(Excerpted passage):
• • • •

It was early in the sermon, and already I was not listening when I felt a presence behind me. I turned to see a large black man, wearing jeans and a black T-shirt emblazoned with a silver lion, his hair in Jheri curls down to his shoulders, his face pockmarked, his smile unsettlingly wide. In the 18 years I attended the church, I never saw a black man; the church was white by heritage and white by location — it was west of Detroit — though they sponsored missions in Togo and Ecuador. The only mention of black people was as outsiders, men who were said to have tempted church girls into faithlessness — into teenage pregnancies and dancing at strip clubs.
I hurried to make room, hoisting my toddler niece onto my lap, wanting to communicate to the man that despite the predominance of blonds around us, his race was not an issue –– and then it occurred to me that he would think I was one of them. He would look about him at the families of 8 or 10 children, the women without makeup, the minister crying as he asked forgiveness from the pulpit, and he would have no way of knowing I was not one of them. And then I realized that the entire church most likely thought I had invited him to Easter, that this was my boyfriend, and I was in a kind of torment, wanting to communicate to those around me that I had not invited this man — that I was not that kind of unbeliever — while communicating to him that I was no longer a part of this stringent faith.
Sitting next to him, watching his leg shake with what I assumed was boredom, I wondered how he had wandered into this church, of all churches. I kept expecting him to get up and leave, but he did not, and several times he made noises of agreement with the minister.
An hour later, after the closing hymn, I turned to him and wished him a happy Easter, and he returned the formality, and then I said that I was sorry he had got stuck sitting next to the black sheep of the family.
– Are you the black sheep, then? he asked.
I told him I left the church a number of years ago.
When he made no reply, I asked him where he was from, how he found the church.
Of all the pasts I imagined for him during the sermon, I had not imagined this: he had been coming to the church for two months. Everyone was welcoming, he said. He liked the sermons; he liked the singing.

• • • •

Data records
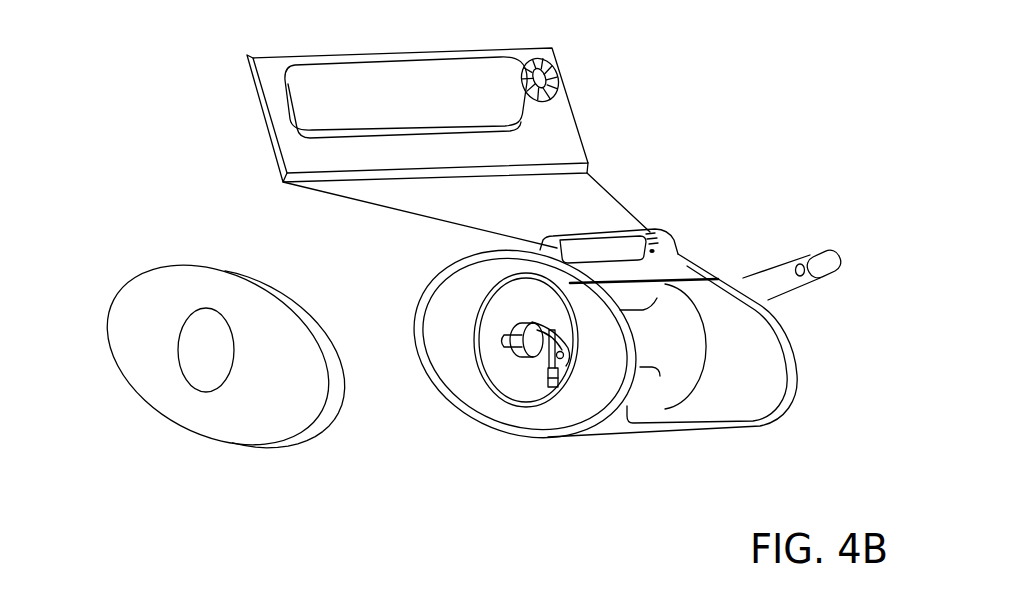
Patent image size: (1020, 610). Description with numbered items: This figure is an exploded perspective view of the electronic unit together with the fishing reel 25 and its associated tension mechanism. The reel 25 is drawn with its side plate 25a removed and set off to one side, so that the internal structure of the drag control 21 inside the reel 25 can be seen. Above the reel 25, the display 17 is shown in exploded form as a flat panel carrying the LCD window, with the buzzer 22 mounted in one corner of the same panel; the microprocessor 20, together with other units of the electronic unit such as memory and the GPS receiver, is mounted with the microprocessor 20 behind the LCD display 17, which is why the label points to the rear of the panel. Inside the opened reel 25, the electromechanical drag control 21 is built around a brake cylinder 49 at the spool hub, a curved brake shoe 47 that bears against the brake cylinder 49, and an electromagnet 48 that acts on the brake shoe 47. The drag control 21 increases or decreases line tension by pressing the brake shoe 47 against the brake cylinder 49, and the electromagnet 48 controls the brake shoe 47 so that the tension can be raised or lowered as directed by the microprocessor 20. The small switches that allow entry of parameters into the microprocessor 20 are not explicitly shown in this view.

The display 17 is at (290, 110).
The microprocessor 20 is at (343, 180).
The drag control 21 is at (512, 394).
The buzzer 22 is at (530, 62).
The fishing reel 25 is at (718, 236).
The side plate 25a is at (293, 313).
The brake shoe 47 is at (533, 300).
The electromagnet 48 is at (556, 387).
The brake cylinder 49 is at (525, 326).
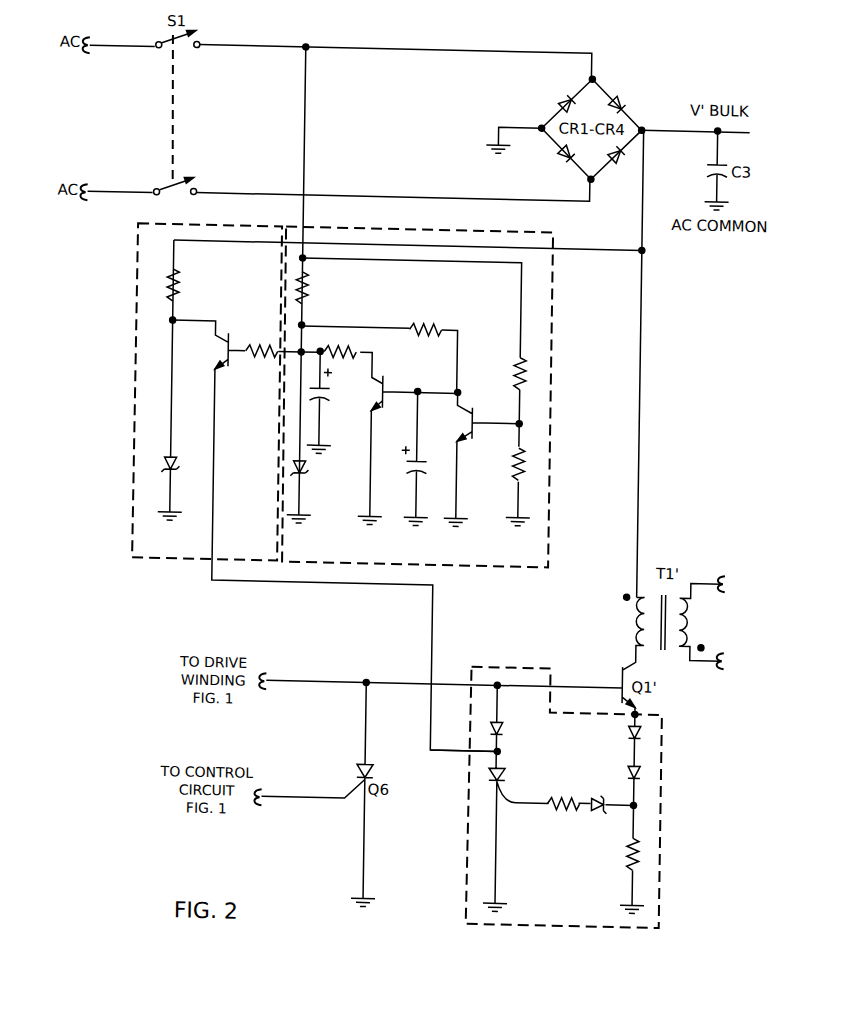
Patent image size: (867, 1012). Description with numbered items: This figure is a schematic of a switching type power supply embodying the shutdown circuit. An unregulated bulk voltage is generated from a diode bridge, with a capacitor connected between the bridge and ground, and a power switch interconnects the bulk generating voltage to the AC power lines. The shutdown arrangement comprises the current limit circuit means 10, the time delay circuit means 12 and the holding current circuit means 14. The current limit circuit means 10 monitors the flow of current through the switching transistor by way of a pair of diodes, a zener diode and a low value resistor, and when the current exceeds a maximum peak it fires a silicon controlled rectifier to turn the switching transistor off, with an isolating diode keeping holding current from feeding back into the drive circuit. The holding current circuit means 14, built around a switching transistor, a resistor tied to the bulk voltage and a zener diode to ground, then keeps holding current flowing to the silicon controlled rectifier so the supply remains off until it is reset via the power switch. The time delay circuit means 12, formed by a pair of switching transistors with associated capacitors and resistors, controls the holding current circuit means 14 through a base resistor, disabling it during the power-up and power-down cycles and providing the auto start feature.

The current limit circuit means 10 is at (680, 815).
The time delay circuit means 12 is at (463, 568).
The holding current circuit means 14 is at (185, 572).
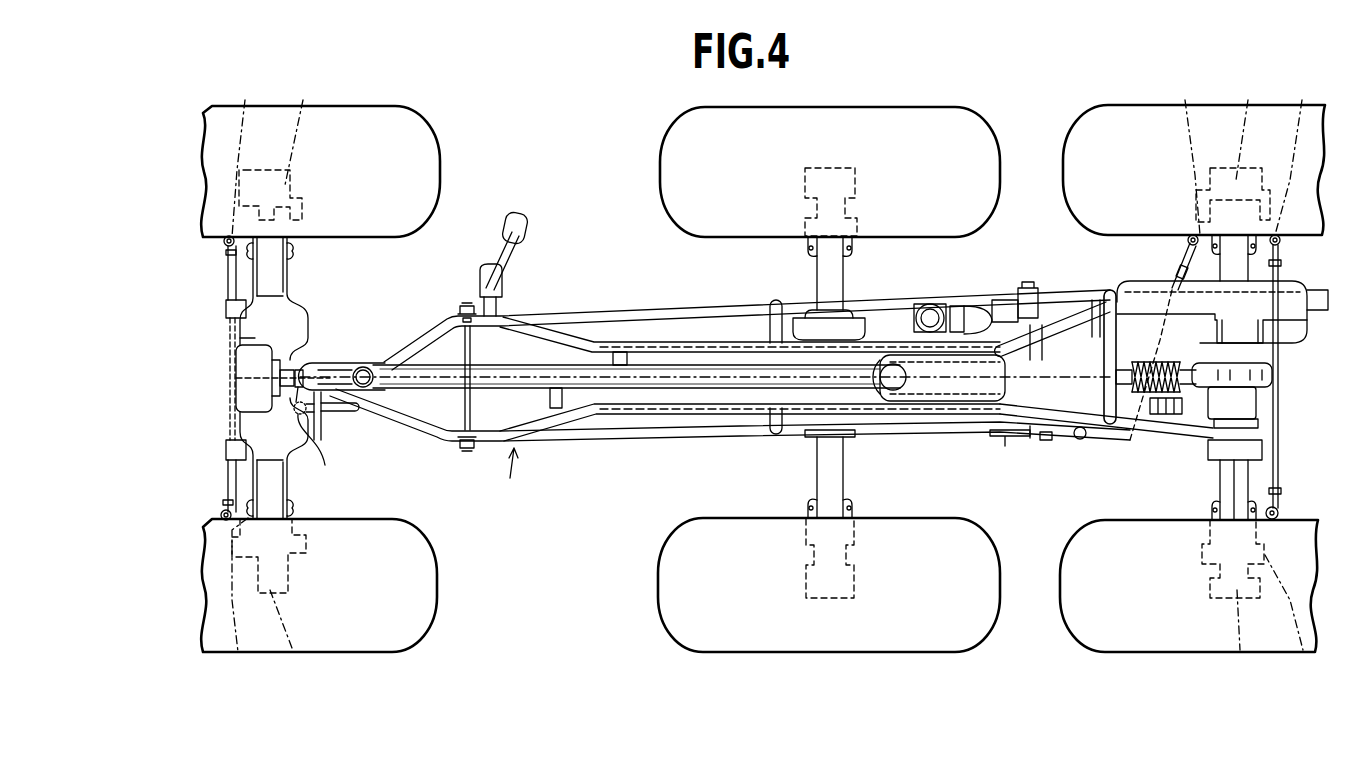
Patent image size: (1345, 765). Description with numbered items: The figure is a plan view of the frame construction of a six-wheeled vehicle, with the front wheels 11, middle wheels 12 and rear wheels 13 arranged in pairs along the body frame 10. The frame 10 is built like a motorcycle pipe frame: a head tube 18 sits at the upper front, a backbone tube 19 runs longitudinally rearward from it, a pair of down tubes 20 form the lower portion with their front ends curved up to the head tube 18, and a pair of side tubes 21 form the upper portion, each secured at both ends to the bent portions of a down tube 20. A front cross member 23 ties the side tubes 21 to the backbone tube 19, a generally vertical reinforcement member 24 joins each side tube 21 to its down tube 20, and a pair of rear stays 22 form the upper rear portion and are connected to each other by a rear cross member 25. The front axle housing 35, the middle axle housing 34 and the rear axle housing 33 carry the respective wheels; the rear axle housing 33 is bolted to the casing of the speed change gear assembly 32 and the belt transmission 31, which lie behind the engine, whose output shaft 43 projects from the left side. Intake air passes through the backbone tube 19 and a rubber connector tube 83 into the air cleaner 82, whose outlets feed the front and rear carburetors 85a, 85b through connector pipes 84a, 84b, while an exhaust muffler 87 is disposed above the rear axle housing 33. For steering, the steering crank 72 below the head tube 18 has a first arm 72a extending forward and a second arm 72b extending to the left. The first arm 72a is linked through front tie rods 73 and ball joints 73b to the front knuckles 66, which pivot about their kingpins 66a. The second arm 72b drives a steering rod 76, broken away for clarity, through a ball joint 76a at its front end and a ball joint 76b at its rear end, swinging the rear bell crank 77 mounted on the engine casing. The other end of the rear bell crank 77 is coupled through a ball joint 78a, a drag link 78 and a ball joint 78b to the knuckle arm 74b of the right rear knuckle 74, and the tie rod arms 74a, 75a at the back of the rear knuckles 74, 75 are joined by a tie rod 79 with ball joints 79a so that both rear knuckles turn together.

The frame 10 is at (493, 359).
The front wheels 11 is at (372, 648).
The middle wheels 12 is at (832, 650).
The rear wheels 13 is at (1188, 648).
The head tube 18 is at (345, 360).
The backbone tube 19 is at (708, 392).
The down tubes 20 is at (420, 332).
The side tubes 21 is at (574, 338).
The rear stays 22 is at (1084, 316).
The front cross member 23 is at (619, 352).
The reinforcement member 24 is at (772, 312).
The rear cross member 25 is at (1112, 296).
The belt transmission 31 is at (1150, 418).
The speed change gear assembly 32 is at (1260, 402).
The rear axle housing 33 is at (1250, 482).
The middle axle housing 34 is at (822, 272).
The front axle housing 35 is at (292, 272).
The output shaft 43 is at (1040, 440).
The knuckles 66 is at (276, 382).
The kingpins 66a is at (242, 382).
The steering crank 72 is at (306, 370).
The first arm 72a is at (245, 380).
The second arm 72b is at (322, 412).
The front tie rods 73 is at (228, 288).
The ball joints 73b is at (224, 246).
The right rear knuckle 74 is at (1233, 148).
The tie rod arm 74a is at (1300, 154).
The knuckle arm 74b is at (1183, 154).
The rear knuckle 75 is at (1233, 603).
The tie rod arm 75a is at (1295, 621).
The steering rod 76 is at (350, 412).
The ball joint 76a is at (320, 458).
The ball joint 76b is at (1080, 440).
The rear bell crank 77 is at (1095, 300).
The drag link 78 is at (1180, 262).
The ball joint 78a is at (1130, 450).
The ball joint 78b is at (1191, 232).
The tie rod 79 is at (1282, 440).
The ball joints 79a is at (1282, 242).
The air cleaner 82 is at (943, 392).
The rubber connector tube 83 is at (890, 392).
The connector pipe 84a is at (975, 304).
The connector pipe 84b is at (1006, 298).
The front carburetor 85a is at (925, 304).
The rear carburetor 85b is at (1030, 288).
The exhaust muffler 87 is at (1300, 336).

• • • •

(Exercises to complete):
A) Please repeat a portion of the church passage word for word, starting at the words "When he made" and ending after the words "liked the singing.".
B) According to the church passage, how long had the man been coming to the church?
These lines are separate material, apart from the church passage.

(Task responses):
A)
When he made no reply, I asked him where he was from, how he found the church.
Of all the pasts I imagined for him during the sermon, I had not imagined this: he had been coming to the church for two months. Everyone was welcoming, he said. He liked the sermons; he liked the singing.

B) He had been coming to the church for two months.